--- Set problem ---
Write out every line of the material below word for word, leaving out the pictures.

--- Records shown ---
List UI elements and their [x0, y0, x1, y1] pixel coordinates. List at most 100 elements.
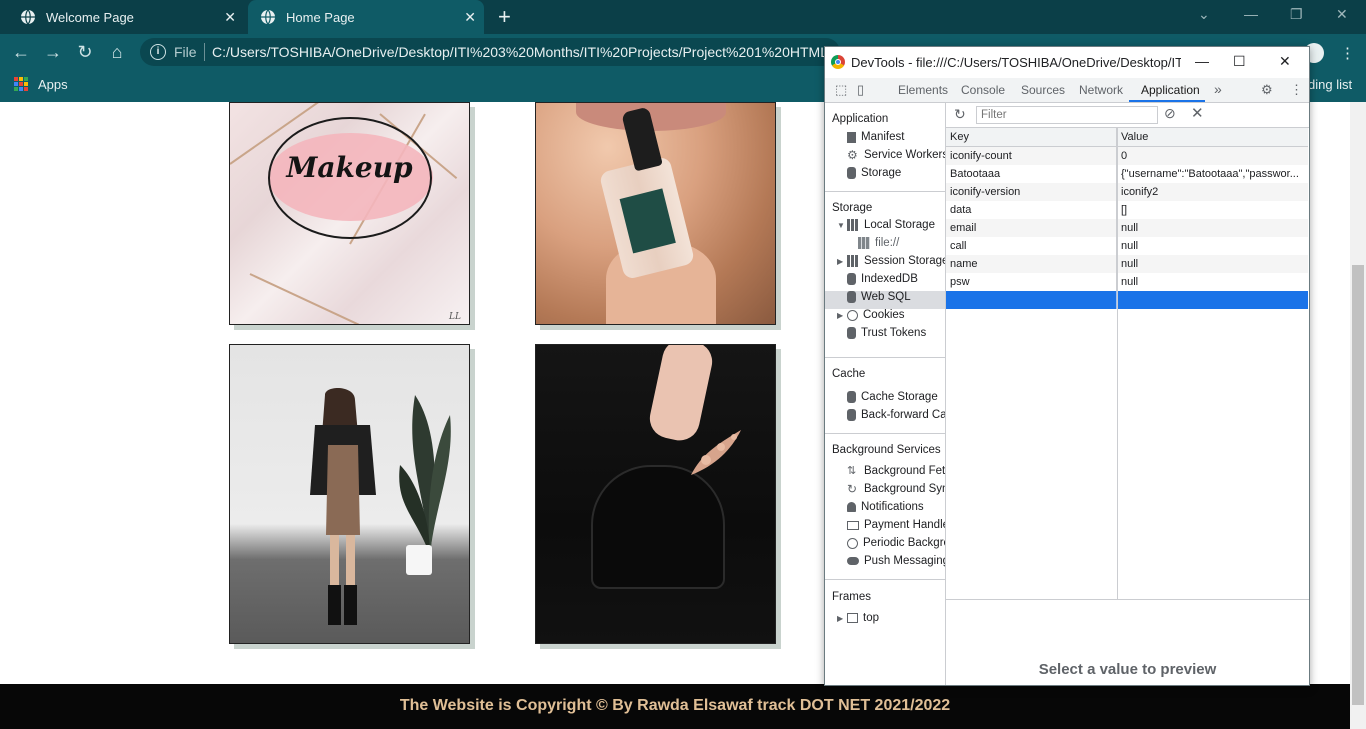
sidebar-item-session-storage[interactable]: Session Storage — [847, 255, 946, 267]
divider — [825, 433, 945, 434]
scrollbar-thumb[interactable] — [1352, 265, 1364, 705]
forward-icon[interactable]: → — [42, 42, 64, 63]
expand-arrow-icon[interactable]: ▶ — [837, 614, 843, 623]
table-row[interactable]: email null — [946, 219, 1308, 237]
row-value[interactable] — [1117, 291, 1308, 309]
sidebar-item-label: Service Workers — [864, 149, 946, 161]
inspect-icon[interactable]: ⬚ — [835, 82, 847, 98]
card-icon — [847, 520, 859, 530]
url-text[interactable]: C:/Users/TOSHIBA/OneDrive/Desktop/ITI%20… — [212, 44, 832, 60]
sync-icon: ↻ — [847, 482, 858, 496]
sidebar-item-payment-handler[interactable]: Payment Handler — [847, 519, 945, 531]
copyright-text: The Website is Copyright © By Rawda Elsa… — [399, 697, 951, 714]
sidebar-item-notifications[interactable]: Notifications — [847, 501, 924, 513]
sidebar-item-cookies[interactable]: Cookies — [847, 309, 905, 321]
devtools-titlebar[interactable]: DevTools - file:///C:/Users/TOSHIBA/OneD… — [825, 47, 1309, 77]
column-key[interactable]: Key — [946, 128, 1117, 146]
gear-icon[interactable]: ⚙ — [1261, 82, 1273, 98]
sidebar-item-cache-storage[interactable]: Cache Storage — [847, 391, 938, 403]
expand-arrow-icon[interactable]: ▶ — [837, 311, 843, 320]
row-value: null — [1121, 276, 1139, 288]
clear-all-icon[interactable]: ⊘ — [1164, 105, 1176, 122]
sidebar-item-manifest[interactable]: Manifest — [847, 131, 904, 143]
table-row[interactable]: call null — [946, 237, 1308, 255]
sidebar-item-file-origin[interactable]: file:// — [858, 237, 899, 249]
tab-console[interactable]: Console — [961, 83, 1005, 97]
bag-image — [535, 344, 776, 644]
column-divider[interactable] — [1117, 128, 1118, 599]
table-row[interactable]: name null — [946, 255, 1308, 273]
table-row[interactable]: psw null — [946, 273, 1308, 291]
sidebar-item-trust-tokens[interactable]: Trust Tokens — [847, 327, 926, 339]
tab-elements[interactable]: Elements — [898, 83, 948, 97]
table-row[interactable]: data [] — [946, 201, 1308, 219]
sidebar-item-background-sync[interactable]: ↻ Background Sync — [847, 482, 945, 496]
divider — [825, 191, 945, 192]
plant-pot — [406, 545, 432, 575]
up-down-arrows-icon: ⇅ — [847, 465, 857, 477]
sidebar-item-background-fetch[interactable]: ⇅ Background Fetcl — [847, 465, 946, 477]
sidebar-item-label: Background Fetcl — [864, 465, 946, 477]
sidebar-item-top-frame[interactable]: top — [847, 612, 879, 624]
menu-icon[interactable]: ⋮ — [1340, 44, 1355, 62]
row-key[interactable] — [946, 291, 1117, 309]
sidebar-item-service-workers[interactable]: ⚙ Service Workers — [847, 149, 946, 161]
active-tab-indicator — [1129, 100, 1205, 102]
row-value: {"username":"Batootaaa","passwor... — [1121, 168, 1299, 180]
sidebar-item-web-sql[interactable]: Web SQL — [847, 291, 911, 303]
minimize-button[interactable]: — — [1244, 6, 1258, 22]
table-row[interactable]: iconify-count 0 — [946, 147, 1308, 165]
preview-divider[interactable] — [946, 599, 1309, 600]
table-row[interactable]: Batootaaa {"username":"Batootaaa","passwo… — [946, 165, 1308, 183]
serum-image — [535, 102, 776, 325]
database-icon — [847, 409, 856, 421]
maximize-button[interactable]: ☐ — [1233, 53, 1246, 70]
storage-toolbar: ↻ ⊘ ✕ — [946, 103, 1309, 128]
section-storage: Storage — [832, 202, 873, 214]
tab-network[interactable]: Network — [1079, 83, 1123, 97]
sidebar-item-local-storage[interactable]: Local Storage — [847, 219, 935, 231]
back-icon[interactable]: ← — [10, 42, 32, 63]
table-header: Key Value — [946, 128, 1308, 147]
sidebar-item-storage[interactable]: Storage — [847, 167, 901, 179]
address-bar[interactable]: i File C:/Users/TOSHIBA/OneDrive/Desktop… — [140, 38, 840, 66]
refresh-icon[interactable]: ↻ — [954, 106, 966, 123]
tab-home-page[interactable]: Home Page ✕ — [248, 0, 484, 34]
table-row[interactable]: iconify-version iconify2 — [946, 183, 1308, 201]
sidebar-item-back-forward-cache[interactable]: Back-forward Cac — [847, 409, 946, 421]
sidebar-item-label: Back-forward Cac — [861, 409, 946, 421]
filter-input[interactable] — [976, 106, 1158, 124]
window-close-button[interactable]: ✕ — [1336, 6, 1348, 23]
tab-sources[interactable]: Sources — [1021, 83, 1065, 97]
sidebar-item-label: Session Storage — [864, 255, 946, 267]
sidebar-item-periodic-background-sync[interactable]: Periodic Backgro — [847, 537, 945, 549]
sidebar-item-push-messaging[interactable]: Push Messaging — [847, 555, 945, 567]
sidebar-item-indexeddb[interactable]: IndexedDB — [847, 273, 918, 285]
chevron-down-icon[interactable]: ⌄ — [1198, 6, 1210, 23]
delete-selected-icon[interactable]: ✕ — [1191, 104, 1204, 122]
column-value[interactable]: Value — [1117, 128, 1308, 146]
device-toolbar-icon[interactable]: ▯ — [857, 82, 864, 98]
apps-bookmark[interactable]: Apps — [38, 77, 68, 92]
apps-icon[interactable] — [14, 77, 28, 91]
new-entry-row[interactable] — [946, 291, 1308, 309]
expand-arrow-icon[interactable]: ▼ — [837, 221, 845, 230]
info-icon[interactable]: i — [150, 44, 166, 60]
close-button[interactable]: ✕ — [1279, 53, 1291, 70]
kebab-menu-icon[interactable]: ⋮ — [1290, 82, 1303, 98]
divider — [204, 43, 205, 61]
close-icon[interactable]: ✕ — [464, 9, 476, 26]
reload-icon[interactable]: ↻ — [74, 42, 96, 63]
home-icon[interactable]: ⌂ — [106, 42, 128, 63]
plant — [399, 395, 451, 555]
tab-welcome-page[interactable]: Welcome Page ✕ — [8, 0, 244, 34]
devtools-title: DevTools - file:///C:/Users/TOSHIBA/OneD… — [851, 55, 1181, 70]
restore-button[interactable]: ❐ — [1290, 6, 1303, 23]
expand-arrow-icon[interactable]: ▶ — [837, 257, 843, 266]
more-tabs-icon[interactable]: » — [1214, 81, 1222, 97]
reading-list-button[interactable]: ding list — [1308, 77, 1352, 92]
minimize-button[interactable]: — — [1195, 53, 1209, 69]
tab-application[interactable]: Application — [1141, 83, 1200, 97]
close-icon[interactable]: ✕ — [224, 9, 236, 26]
new-tab-button[interactable]: + — [498, 4, 511, 30]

--- Written response ---
List UI elements and their [x0, y0, x1, y1] pixel coordinates. List at most 100 elements.
sidebar-item-session-storage[interactable]: Session Storage — [847, 255, 946, 267]
divider — [825, 433, 945, 434]
scrollbar-thumb[interactable] — [1352, 265, 1364, 705]
forward-icon[interactable]: → — [42, 42, 64, 63]
expand-arrow-icon[interactable]: ▶ — [837, 614, 843, 623]
table-row[interactable]: email null — [946, 219, 1308, 237]
row-value[interactable] — [1117, 291, 1308, 309]
sidebar-item-label: Service Workers — [864, 149, 946, 161]
inspect-icon[interactable]: ⬚ — [835, 82, 847, 98]
card-icon — [847, 520, 859, 530]
url-text[interactable]: C:/Users/TOSHIBA/OneDrive/Desktop/ITI%20… — [212, 44, 832, 60]
sync-icon: ↻ — [847, 482, 858, 496]
sidebar-item-payment-handler[interactable]: Payment Handler — [847, 519, 945, 531]
copyright-text: The Website is Copyright © By Rawda Elsa… — [399, 697, 951, 714]
sidebar-item-notifications[interactable]: Notifications — [847, 501, 924, 513]
sidebar-item-cookies[interactable]: Cookies — [847, 309, 905, 321]
devtools-titlebar[interactable]: DevTools - file:///C:/Users/TOSHIBA/OneD… — [825, 47, 1309, 77]
column-key[interactable]: Key — [946, 128, 1117, 146]
gear-icon[interactable]: ⚙ — [1261, 82, 1273, 98]
sidebar-item-cache-storage[interactable]: Cache Storage — [847, 391, 938, 403]
expand-arrow-icon[interactable]: ▶ — [837, 311, 843, 320]
row-value: null — [1121, 276, 1139, 288]
clear-all-icon[interactable]: ⊘ — [1164, 105, 1176, 122]
sidebar-item-manifest[interactable]: Manifest — [847, 131, 904, 143]
table-row[interactable]: call null — [946, 237, 1308, 255]
sidebar-item-file-origin[interactable]: file:// — [858, 237, 899, 249]
tab-console[interactable]: Console — [961, 83, 1005, 97]
bag-image — [535, 344, 776, 644]
column-divider[interactable] — [1117, 128, 1118, 599]
table-row[interactable]: name null — [946, 255, 1308, 273]
table-row[interactable]: psw null — [946, 273, 1308, 291]
sidebar-item-trust-tokens[interactable]: Trust Tokens — [847, 327, 926, 339]
tab-elements[interactable]: Elements — [898, 83, 948, 97]
table-row[interactable]: data [] — [946, 201, 1308, 219]
sidebar-item-background-sync[interactable]: ↻ Background Sync — [847, 482, 945, 496]
divider — [825, 191, 945, 192]
plant-pot — [406, 545, 432, 575]
up-down-arrows-icon: ⇅ — [847, 465, 857, 477]
sidebar-item-background-fetch[interactable]: ⇅ Background Fetcl — [847, 465, 946, 477]
sidebar-item-label: Background Fetcl — [864, 465, 946, 477]
sidebar-item-top-frame[interactable]: top — [847, 612, 879, 624]
menu-icon[interactable]: ⋮ — [1340, 44, 1355, 62]
row-key[interactable] — [946, 291, 1117, 309]
sidebar-item-service-workers[interactable]: ⚙ Service Workers — [847, 149, 946, 161]
active-tab-indicator — [1129, 100, 1205, 102]
row-value: {"username":"Batootaaa","passwor... — [1121, 168, 1299, 180]
sidebar-item-web-sql[interactable]: Web SQL — [847, 291, 911, 303]
minimize-button[interactable]: — — [1244, 6, 1258, 22]
table-row[interactable]: iconify-count 0 — [946, 147, 1308, 165]
preview-divider[interactable] — [946, 599, 1309, 600]
table-row[interactable]: Batootaaa {"username":"Batootaaa","passwo… — [946, 165, 1308, 183]
serum-image — [535, 102, 776, 325]
database-icon — [847, 409, 856, 421]
maximize-button[interactable]: ☐ — [1233, 53, 1246, 70]
storage-toolbar: ↻ ⊘ ✕ — [946, 103, 1309, 128]
section-storage: Storage — [832, 202, 873, 214]
tab-network[interactable]: Network — [1079, 83, 1123, 97]
sidebar-item-local-storage[interactable]: Local Storage — [847, 219, 935, 231]
back-icon[interactable]: ← — [10, 42, 32, 63]
table-header: Key Value — [946, 128, 1308, 147]
sidebar-item-storage[interactable]: Storage — [847, 167, 901, 179]
address-bar[interactable]: i File C:/Users/TOSHIBA/OneDrive/Desktop… — [140, 38, 840, 66]
refresh-icon[interactable]: ↻ — [954, 106, 966, 123]
tab-home-page[interactable]: Home Page ✕ — [248, 0, 484, 34]
table-row[interactable]: iconify-version iconify2 — [946, 183, 1308, 201]
sidebar-item-back-forward-cache[interactable]: Back-forward Cac — [847, 409, 946, 421]
sidebar-item-label: Back-forward Cac — [861, 409, 946, 421]
filter-input[interactable] — [976, 106, 1158, 124]
window-close-button[interactable]: ✕ — [1336, 6, 1348, 23]
tab-sources[interactable]: Sources — [1021, 83, 1065, 97]
sidebar-item-label: Session Storage — [864, 255, 946, 267]
sidebar-item-periodic-background-sync[interactable]: Periodic Backgro — [847, 537, 945, 549]
sidebar-item-push-messaging[interactable]: Push Messaging — [847, 555, 945, 567]
sidebar-item-indexeddb[interactable]: IndexedDB — [847, 273, 918, 285]
chevron-down-icon[interactable]: ⌄ — [1198, 6, 1210, 23]
delete-selected-icon[interactable]: ✕ — [1191, 104, 1204, 122]
column-value[interactable]: Value — [1117, 128, 1308, 146]
device-toolbar-icon[interactable]: ▯ — [857, 82, 864, 98]
apps-bookmark[interactable]: Apps — [38, 77, 68, 92]
apps-icon[interactable] — [14, 77, 28, 91]
new-entry-row[interactable] — [946, 291, 1308, 309]
expand-arrow-icon[interactable]: ▼ — [837, 221, 845, 230]
info-icon[interactable]: i — [150, 44, 166, 60]
close-button[interactable]: ✕ — [1279, 53, 1291, 70]
kebab-menu-icon[interactable]: ⋮ — [1290, 82, 1303, 98]
divider — [204, 43, 205, 61]
close-icon[interactable]: ✕ — [464, 9, 476, 26]
reload-icon[interactable]: ↻ — [74, 42, 96, 63]
home-icon[interactable]: ⌂ — [106, 42, 128, 63]
plant — [399, 395, 451, 555]
tab-welcome-page[interactable]: Welcome Page ✕ — [8, 0, 244, 34]
devtools-title: DevTools - file:///C:/Users/TOSHIBA/OneD… — [851, 55, 1181, 70]
restore-button[interactable]: ❐ — [1290, 6, 1303, 23]
expand-arrow-icon[interactable]: ▶ — [837, 257, 843, 266]
more-tabs-icon[interactable]: » — [1214, 81, 1222, 97]
reading-list-button[interactable]: ding list — [1308, 77, 1352, 92]
minimize-button[interactable]: — — [1195, 53, 1209, 69]
tab-application[interactable]: Application — [1141, 83, 1200, 97]
close-icon[interactable]: ✕ — [224, 9, 236, 26]
new-tab-button[interactable]: + — [498, 4, 511, 30]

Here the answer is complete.